■ What you should do
Copy all of the following lines word for word, with no changes.
[Rows start]
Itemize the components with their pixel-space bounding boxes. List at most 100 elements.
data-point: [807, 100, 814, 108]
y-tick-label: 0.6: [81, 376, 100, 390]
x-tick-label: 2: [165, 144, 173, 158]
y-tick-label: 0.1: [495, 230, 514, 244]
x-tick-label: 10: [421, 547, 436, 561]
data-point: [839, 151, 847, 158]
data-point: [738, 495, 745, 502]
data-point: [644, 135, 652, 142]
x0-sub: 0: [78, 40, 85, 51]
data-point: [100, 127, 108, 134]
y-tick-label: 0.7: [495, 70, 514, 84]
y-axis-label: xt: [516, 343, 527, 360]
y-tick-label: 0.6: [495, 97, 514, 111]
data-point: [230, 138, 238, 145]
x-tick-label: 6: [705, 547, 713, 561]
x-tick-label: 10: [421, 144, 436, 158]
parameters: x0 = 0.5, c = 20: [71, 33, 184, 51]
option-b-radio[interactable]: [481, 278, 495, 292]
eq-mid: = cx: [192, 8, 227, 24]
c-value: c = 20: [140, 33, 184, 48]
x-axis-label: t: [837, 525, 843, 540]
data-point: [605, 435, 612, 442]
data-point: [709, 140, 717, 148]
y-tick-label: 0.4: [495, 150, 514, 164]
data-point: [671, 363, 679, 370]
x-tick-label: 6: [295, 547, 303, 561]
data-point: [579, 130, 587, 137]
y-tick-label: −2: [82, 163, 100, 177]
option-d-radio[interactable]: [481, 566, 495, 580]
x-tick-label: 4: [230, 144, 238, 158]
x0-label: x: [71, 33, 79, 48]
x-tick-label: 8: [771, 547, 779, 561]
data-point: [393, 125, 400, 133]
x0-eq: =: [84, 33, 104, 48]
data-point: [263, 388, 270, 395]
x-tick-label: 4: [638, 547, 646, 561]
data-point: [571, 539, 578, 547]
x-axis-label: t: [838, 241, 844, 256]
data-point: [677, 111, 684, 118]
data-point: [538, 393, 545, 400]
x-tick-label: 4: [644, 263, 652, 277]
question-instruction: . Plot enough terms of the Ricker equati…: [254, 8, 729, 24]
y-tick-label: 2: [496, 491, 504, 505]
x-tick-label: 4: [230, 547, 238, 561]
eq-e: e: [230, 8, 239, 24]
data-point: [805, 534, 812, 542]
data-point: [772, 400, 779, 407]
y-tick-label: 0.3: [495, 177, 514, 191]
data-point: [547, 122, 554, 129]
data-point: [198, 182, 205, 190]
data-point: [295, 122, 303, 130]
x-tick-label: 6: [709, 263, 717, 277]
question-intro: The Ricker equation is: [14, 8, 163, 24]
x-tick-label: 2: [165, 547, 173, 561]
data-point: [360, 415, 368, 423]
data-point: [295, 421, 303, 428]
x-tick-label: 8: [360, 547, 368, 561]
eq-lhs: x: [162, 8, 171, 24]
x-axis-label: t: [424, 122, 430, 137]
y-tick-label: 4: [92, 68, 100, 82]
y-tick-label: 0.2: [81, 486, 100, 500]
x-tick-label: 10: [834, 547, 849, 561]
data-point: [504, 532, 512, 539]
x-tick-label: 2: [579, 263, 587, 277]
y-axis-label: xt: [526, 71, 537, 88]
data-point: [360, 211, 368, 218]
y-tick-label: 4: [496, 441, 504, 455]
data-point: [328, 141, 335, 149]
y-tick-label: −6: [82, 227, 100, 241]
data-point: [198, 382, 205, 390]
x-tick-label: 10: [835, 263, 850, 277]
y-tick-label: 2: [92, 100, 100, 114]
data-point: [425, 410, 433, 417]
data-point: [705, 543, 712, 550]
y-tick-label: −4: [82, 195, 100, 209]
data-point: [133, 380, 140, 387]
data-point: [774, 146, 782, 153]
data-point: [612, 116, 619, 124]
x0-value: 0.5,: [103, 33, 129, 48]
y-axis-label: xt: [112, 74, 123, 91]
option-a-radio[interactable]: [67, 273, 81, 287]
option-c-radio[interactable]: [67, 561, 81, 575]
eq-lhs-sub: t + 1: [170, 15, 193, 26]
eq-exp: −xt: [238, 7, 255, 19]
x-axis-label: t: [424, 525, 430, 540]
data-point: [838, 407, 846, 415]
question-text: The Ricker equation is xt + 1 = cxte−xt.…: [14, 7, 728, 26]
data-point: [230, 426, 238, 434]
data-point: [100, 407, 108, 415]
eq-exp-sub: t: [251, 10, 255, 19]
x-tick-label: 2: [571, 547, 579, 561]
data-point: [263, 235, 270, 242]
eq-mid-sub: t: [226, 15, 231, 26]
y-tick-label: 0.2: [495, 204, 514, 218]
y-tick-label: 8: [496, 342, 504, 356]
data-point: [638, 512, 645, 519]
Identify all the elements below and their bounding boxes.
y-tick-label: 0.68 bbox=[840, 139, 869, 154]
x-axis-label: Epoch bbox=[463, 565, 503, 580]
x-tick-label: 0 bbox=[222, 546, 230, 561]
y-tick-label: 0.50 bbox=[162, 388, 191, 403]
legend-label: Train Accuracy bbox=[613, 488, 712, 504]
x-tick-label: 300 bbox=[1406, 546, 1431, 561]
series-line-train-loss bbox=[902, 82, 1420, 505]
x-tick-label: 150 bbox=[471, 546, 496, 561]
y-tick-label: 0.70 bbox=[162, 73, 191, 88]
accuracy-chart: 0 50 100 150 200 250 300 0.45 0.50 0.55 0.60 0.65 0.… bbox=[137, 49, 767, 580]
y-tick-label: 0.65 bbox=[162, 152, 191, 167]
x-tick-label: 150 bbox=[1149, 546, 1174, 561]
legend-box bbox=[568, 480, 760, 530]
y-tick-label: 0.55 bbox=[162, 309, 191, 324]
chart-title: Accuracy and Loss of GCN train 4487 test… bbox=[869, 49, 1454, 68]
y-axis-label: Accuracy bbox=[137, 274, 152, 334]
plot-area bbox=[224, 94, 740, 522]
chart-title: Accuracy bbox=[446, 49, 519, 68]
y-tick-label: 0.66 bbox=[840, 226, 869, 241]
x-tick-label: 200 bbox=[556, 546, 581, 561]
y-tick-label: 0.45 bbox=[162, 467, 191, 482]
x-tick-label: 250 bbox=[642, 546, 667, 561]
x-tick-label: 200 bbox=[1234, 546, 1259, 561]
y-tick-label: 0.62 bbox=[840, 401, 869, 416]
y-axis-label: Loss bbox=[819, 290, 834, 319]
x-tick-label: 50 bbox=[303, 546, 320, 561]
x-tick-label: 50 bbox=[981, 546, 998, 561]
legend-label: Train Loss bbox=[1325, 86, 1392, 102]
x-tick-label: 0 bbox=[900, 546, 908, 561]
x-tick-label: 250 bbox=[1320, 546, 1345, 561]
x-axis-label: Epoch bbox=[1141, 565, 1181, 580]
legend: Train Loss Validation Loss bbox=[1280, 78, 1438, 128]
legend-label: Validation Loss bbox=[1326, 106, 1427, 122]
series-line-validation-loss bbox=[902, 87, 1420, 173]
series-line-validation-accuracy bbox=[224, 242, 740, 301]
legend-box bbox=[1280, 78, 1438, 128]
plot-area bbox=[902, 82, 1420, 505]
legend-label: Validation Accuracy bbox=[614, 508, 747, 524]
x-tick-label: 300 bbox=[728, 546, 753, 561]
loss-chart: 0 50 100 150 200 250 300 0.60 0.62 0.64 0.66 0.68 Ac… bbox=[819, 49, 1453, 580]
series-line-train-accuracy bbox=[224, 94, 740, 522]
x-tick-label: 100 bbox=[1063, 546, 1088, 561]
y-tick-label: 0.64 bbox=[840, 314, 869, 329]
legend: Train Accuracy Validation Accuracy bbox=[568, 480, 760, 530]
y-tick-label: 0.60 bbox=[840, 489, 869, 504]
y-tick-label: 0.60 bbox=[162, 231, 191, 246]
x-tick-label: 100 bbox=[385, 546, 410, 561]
[Rows end]
■ Written response
Itemize the components with their pixel-space bounding boxes. List at most 100 elements.
data-point: [807, 100, 814, 108]
y-tick-label: 0.6: [81, 376, 100, 390]
x-tick-label: 2: [165, 144, 173, 158]
y-tick-label: 0.1: [495, 230, 514, 244]
x-tick-label: 10: [421, 547, 436, 561]
data-point: [839, 151, 847, 158]
data-point: [738, 495, 745, 502]
data-point: [644, 135, 652, 142]
x0-sub: 0: [78, 40, 85, 51]
data-point: [100, 127, 108, 134]
y-tick-label: 0.7: [495, 70, 514, 84]
y-axis-label: xt: [516, 343, 527, 360]
y-tick-label: 0.6: [495, 97, 514, 111]
data-point: [230, 138, 238, 145]
x-tick-label: 6: [705, 547, 713, 561]
x-tick-label: 10: [421, 144, 436, 158]
parameters: x0 = 0.5, c = 20: [71, 33, 184, 51]
option-b-radio[interactable]: [481, 278, 495, 292]
eq-mid: = cx: [192, 8, 227, 24]
c-value: c = 20: [140, 33, 184, 48]
x-axis-label: t: [837, 525, 843, 540]
data-point: [605, 435, 612, 442]
data-point: [709, 140, 717, 148]
y-tick-label: 0.4: [495, 150, 514, 164]
data-point: [671, 363, 679, 370]
x-tick-label: 6: [295, 547, 303, 561]
data-point: [579, 130, 587, 137]
y-tick-label: −2: [82, 163, 100, 177]
option-d-radio[interactable]: [481, 566, 495, 580]
x-tick-label: 4: [230, 144, 238, 158]
x0-label: x: [71, 33, 79, 48]
x-tick-label: 8: [771, 547, 779, 561]
data-point: [393, 125, 400, 133]
x0-eq: =: [84, 33, 104, 48]
data-point: [263, 388, 270, 395]
x-tick-label: 4: [638, 547, 646, 561]
data-point: [571, 539, 578, 547]
x-axis-label: t: [838, 241, 844, 256]
data-point: [677, 111, 684, 118]
data-point: [538, 393, 545, 400]
x-tick-label: 4: [644, 263, 652, 277]
question-instruction: . Plot enough terms of the Ricker equati…: [254, 8, 729, 24]
y-tick-label: 2: [496, 491, 504, 505]
x-tick-label: 4: [230, 547, 238, 561]
eq-e: e: [230, 8, 239, 24]
data-point: [805, 534, 812, 542]
data-point: [772, 400, 779, 407]
y-tick-label: 0.3: [495, 177, 514, 191]
data-point: [547, 122, 554, 129]
data-point: [198, 182, 205, 190]
data-point: [295, 122, 303, 130]
x-tick-label: 6: [709, 263, 717, 277]
question-intro: The Ricker equation is: [14, 8, 163, 24]
x-tick-label: 2: [165, 547, 173, 561]
data-point: [360, 415, 368, 423]
data-point: [295, 421, 303, 428]
x-tick-label: 8: [360, 547, 368, 561]
eq-lhs: x: [162, 8, 171, 24]
x-axis-label: t: [424, 122, 430, 137]
y-tick-label: 4: [92, 68, 100, 82]
y-tick-label: 0.2: [81, 486, 100, 500]
x-tick-label: 10: [834, 547, 849, 561]
data-point: [504, 532, 512, 539]
x-tick-label: 2: [579, 263, 587, 277]
y-axis-label: xt: [526, 71, 537, 88]
data-point: [360, 211, 368, 218]
y-tick-label: 4: [496, 441, 504, 455]
data-point: [328, 141, 335, 149]
y-tick-label: −6: [82, 227, 100, 241]
data-point: [198, 382, 205, 390]
x-tick-label: 10: [835, 263, 850, 277]
y-tick-label: 2: [92, 100, 100, 114]
data-point: [425, 410, 433, 417]
data-point: [705, 543, 712, 550]
y-tick-label: −4: [82, 195, 100, 209]
data-point: [133, 380, 140, 387]
data-point: [774, 146, 782, 153]
data-point: [612, 116, 619, 124]
x0-value: 0.5,: [103, 33, 129, 48]
y-axis-label: xt: [112, 74, 123, 91]
option-a-radio[interactable]: [67, 273, 81, 287]
option-c-radio[interactable]: [67, 561, 81, 575]
eq-lhs-sub: t + 1: [170, 15, 193, 26]
eq-exp: −xt: [238, 7, 255, 19]
x-axis-label: t: [424, 525, 430, 540]
data-point: [838, 407, 846, 415]
question-text: The Ricker equation is xt + 1 = cxte−xt.…: [14, 7, 728, 26]
data-point: [230, 426, 238, 434]
data-point: [100, 407, 108, 415]
eq-exp-sub: t: [251, 10, 255, 19]
x-tick-label: 2: [571, 547, 579, 561]
data-point: [263, 235, 270, 242]
eq-mid-sub: t: [226, 15, 231, 26]
y-tick-label: 0.2: [495, 204, 514, 218]
y-tick-label: 8: [496, 342, 504, 356]
data-point: [638, 512, 645, 519]
Identify all the elements below and their bounding boxes.
y-tick-label: 0.68 bbox=[840, 139, 869, 154]
x-axis-label: Epoch bbox=[463, 565, 503, 580]
x-tick-label: 0 bbox=[222, 546, 230, 561]
y-tick-label: 0.50 bbox=[162, 388, 191, 403]
legend-label: Train Accuracy bbox=[613, 488, 712, 504]
x-tick-label: 300 bbox=[1406, 546, 1431, 561]
series-line-train-loss bbox=[902, 82, 1420, 505]
x-tick-label: 150 bbox=[471, 546, 496, 561]
y-tick-label: 0.70 bbox=[162, 73, 191, 88]
accuracy-chart: 0 50 100 150 200 250 300 0.45 0.50 0.55 0.60 0.65 0.… bbox=[137, 49, 767, 580]
y-tick-label: 0.65 bbox=[162, 152, 191, 167]
x-tick-label: 150 bbox=[1149, 546, 1174, 561]
legend-box bbox=[568, 480, 760, 530]
y-tick-label: 0.55 bbox=[162, 309, 191, 324]
chart-title: Accuracy and Loss of GCN train 4487 test… bbox=[869, 49, 1454, 68]
y-axis-label: Accuracy bbox=[137, 274, 152, 334]
plot-area bbox=[224, 94, 740, 522]
chart-title: Accuracy bbox=[446, 49, 519, 68]
y-tick-label: 0.66 bbox=[840, 226, 869, 241]
x-tick-label: 200 bbox=[556, 546, 581, 561]
y-tick-label: 0.45 bbox=[162, 467, 191, 482]
x-tick-label: 250 bbox=[642, 546, 667, 561]
x-tick-label: 200 bbox=[1234, 546, 1259, 561]
y-tick-label: 0.62 bbox=[840, 401, 869, 416]
y-axis-label: Loss bbox=[819, 290, 834, 319]
x-tick-label: 50 bbox=[303, 546, 320, 561]
x-tick-label: 50 bbox=[981, 546, 998, 561]
legend-label: Train Loss bbox=[1325, 86, 1392, 102]
x-tick-label: 0 bbox=[900, 546, 908, 561]
x-tick-label: 250 bbox=[1320, 546, 1345, 561]
x-axis-label: Epoch bbox=[1141, 565, 1181, 580]
legend: Train Loss Validation Loss bbox=[1280, 78, 1438, 128]
legend-label: Validation Loss bbox=[1326, 106, 1427, 122]
series-line-validation-loss bbox=[902, 87, 1420, 173]
series-line-validation-accuracy bbox=[224, 242, 740, 301]
legend-box bbox=[1280, 78, 1438, 128]
plot-area bbox=[902, 82, 1420, 505]
legend-label: Validation Accuracy bbox=[614, 508, 747, 524]
x-tick-label: 300 bbox=[728, 546, 753, 561]
loss-chart: 0 50 100 150 200 250 300 0.60 0.62 0.64 0.66 0.68 Ac… bbox=[819, 49, 1453, 580]
series-line-train-accuracy bbox=[224, 94, 740, 522]
x-tick-label: 100 bbox=[1063, 546, 1088, 561]
y-tick-label: 0.64 bbox=[840, 314, 869, 329]
legend: Train Accuracy Validation Accuracy bbox=[568, 480, 760, 530]
y-tick-label: 0.60 bbox=[840, 489, 869, 504]
y-tick-label: 0.60 bbox=[162, 231, 191, 246]
x-tick-label: 100 bbox=[385, 546, 410, 561]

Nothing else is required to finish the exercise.